_WORK TO COMPLETE_. Pull out all lines from the listing below in which the word "Infants" appears.

━━━

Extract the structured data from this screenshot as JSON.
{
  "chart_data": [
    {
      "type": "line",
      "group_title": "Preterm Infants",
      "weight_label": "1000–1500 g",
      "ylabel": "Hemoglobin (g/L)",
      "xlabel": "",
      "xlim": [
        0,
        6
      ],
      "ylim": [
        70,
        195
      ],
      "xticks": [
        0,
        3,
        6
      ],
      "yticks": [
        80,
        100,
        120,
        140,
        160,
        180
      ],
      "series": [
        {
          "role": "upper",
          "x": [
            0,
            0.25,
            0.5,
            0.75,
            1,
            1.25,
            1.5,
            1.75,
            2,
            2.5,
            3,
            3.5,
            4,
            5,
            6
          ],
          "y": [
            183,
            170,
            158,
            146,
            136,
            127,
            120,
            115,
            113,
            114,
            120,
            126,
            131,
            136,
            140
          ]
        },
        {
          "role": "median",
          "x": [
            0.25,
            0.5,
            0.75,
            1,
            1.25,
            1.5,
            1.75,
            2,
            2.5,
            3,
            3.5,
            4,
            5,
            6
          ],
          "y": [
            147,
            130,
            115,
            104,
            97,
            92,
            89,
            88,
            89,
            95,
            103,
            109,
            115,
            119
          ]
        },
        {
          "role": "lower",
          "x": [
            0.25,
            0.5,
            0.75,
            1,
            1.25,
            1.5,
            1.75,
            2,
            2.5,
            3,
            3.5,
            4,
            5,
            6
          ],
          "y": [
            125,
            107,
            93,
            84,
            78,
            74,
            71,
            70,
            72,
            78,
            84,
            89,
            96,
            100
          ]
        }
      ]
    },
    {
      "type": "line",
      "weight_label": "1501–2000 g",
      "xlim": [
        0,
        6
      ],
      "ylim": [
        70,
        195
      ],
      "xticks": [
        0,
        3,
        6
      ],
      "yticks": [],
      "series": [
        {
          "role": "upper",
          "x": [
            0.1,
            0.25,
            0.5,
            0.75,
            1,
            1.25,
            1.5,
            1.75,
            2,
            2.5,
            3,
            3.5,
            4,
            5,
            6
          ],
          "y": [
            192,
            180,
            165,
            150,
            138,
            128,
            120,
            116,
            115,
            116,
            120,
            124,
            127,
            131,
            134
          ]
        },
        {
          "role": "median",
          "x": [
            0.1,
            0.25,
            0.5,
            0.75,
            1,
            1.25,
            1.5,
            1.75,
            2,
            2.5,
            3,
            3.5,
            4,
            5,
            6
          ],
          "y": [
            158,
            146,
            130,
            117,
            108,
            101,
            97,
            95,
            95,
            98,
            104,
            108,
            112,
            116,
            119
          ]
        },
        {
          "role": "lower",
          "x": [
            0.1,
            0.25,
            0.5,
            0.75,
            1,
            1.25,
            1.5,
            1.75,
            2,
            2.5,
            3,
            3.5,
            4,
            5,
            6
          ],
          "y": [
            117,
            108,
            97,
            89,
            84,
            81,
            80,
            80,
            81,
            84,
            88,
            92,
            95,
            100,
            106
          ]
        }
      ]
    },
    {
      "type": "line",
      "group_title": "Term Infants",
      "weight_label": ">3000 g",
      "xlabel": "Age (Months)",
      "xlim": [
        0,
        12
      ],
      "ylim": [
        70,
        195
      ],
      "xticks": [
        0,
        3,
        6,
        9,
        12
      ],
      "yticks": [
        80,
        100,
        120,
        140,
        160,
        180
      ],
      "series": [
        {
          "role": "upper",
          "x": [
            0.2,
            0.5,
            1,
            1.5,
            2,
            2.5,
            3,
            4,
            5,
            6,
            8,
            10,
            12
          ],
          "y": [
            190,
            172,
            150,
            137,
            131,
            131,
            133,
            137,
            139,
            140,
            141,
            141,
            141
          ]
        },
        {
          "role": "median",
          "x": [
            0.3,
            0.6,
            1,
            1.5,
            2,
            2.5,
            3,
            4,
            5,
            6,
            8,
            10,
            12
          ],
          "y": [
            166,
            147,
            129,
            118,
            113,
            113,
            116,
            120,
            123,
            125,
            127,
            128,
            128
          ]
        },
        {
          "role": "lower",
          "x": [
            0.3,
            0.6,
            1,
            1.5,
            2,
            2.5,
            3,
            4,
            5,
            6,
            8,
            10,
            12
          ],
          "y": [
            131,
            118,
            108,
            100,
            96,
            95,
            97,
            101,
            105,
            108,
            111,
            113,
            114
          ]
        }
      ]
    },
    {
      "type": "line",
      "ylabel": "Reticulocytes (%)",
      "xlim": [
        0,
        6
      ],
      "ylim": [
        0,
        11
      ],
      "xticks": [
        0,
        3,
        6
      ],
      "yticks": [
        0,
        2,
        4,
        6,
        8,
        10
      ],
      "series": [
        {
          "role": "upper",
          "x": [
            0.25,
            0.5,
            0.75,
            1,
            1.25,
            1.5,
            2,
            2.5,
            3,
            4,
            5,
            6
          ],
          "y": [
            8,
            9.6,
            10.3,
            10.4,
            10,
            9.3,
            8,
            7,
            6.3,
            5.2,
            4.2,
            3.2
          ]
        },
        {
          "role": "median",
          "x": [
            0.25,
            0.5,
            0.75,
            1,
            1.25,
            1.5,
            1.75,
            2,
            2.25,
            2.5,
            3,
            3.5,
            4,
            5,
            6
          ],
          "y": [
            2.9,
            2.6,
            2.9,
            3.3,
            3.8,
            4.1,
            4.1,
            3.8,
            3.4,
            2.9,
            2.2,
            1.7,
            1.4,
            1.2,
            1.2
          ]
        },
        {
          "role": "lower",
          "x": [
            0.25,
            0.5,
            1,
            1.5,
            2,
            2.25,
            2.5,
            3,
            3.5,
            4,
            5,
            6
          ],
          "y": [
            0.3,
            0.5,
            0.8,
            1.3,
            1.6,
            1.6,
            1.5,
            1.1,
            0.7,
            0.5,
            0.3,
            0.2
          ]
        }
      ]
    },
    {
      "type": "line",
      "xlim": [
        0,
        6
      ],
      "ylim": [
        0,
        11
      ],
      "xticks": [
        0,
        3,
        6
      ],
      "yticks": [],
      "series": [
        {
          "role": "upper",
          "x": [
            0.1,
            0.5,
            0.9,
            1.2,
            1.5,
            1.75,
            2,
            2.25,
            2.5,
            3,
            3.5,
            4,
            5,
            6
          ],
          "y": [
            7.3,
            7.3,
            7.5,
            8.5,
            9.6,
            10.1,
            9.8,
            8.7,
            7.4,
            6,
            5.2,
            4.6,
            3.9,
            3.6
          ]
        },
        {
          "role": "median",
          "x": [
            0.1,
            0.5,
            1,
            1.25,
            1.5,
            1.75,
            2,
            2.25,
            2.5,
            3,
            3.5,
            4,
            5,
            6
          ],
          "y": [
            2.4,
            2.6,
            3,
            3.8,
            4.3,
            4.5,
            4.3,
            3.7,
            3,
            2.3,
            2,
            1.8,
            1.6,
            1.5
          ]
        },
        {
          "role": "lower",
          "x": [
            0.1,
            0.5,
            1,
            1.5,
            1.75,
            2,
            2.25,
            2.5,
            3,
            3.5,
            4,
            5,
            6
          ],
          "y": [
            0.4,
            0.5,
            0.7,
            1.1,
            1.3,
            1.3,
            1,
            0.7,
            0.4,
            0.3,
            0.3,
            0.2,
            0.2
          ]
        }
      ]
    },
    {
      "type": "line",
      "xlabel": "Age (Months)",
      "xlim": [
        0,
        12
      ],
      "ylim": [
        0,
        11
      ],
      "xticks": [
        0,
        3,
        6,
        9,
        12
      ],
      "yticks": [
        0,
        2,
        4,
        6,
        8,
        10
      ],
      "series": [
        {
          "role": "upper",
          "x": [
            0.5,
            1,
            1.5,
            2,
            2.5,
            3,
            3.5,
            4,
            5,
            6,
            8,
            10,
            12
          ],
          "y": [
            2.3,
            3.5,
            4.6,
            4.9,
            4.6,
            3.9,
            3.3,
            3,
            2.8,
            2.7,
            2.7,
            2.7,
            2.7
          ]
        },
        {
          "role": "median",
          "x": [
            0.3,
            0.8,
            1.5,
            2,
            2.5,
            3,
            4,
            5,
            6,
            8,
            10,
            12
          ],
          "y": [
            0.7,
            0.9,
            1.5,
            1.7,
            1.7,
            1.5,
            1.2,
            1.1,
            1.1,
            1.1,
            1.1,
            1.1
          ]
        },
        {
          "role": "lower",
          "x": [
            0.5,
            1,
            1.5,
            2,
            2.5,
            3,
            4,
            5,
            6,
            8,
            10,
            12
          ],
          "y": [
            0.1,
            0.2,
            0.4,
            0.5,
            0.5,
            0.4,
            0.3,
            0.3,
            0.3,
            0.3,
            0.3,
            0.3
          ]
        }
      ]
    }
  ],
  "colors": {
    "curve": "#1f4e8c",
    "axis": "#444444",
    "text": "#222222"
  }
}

━━━

_EXERCISE RESULT_.
      "group_title": "Preterm Infants",
      "group_title": "Term Infants",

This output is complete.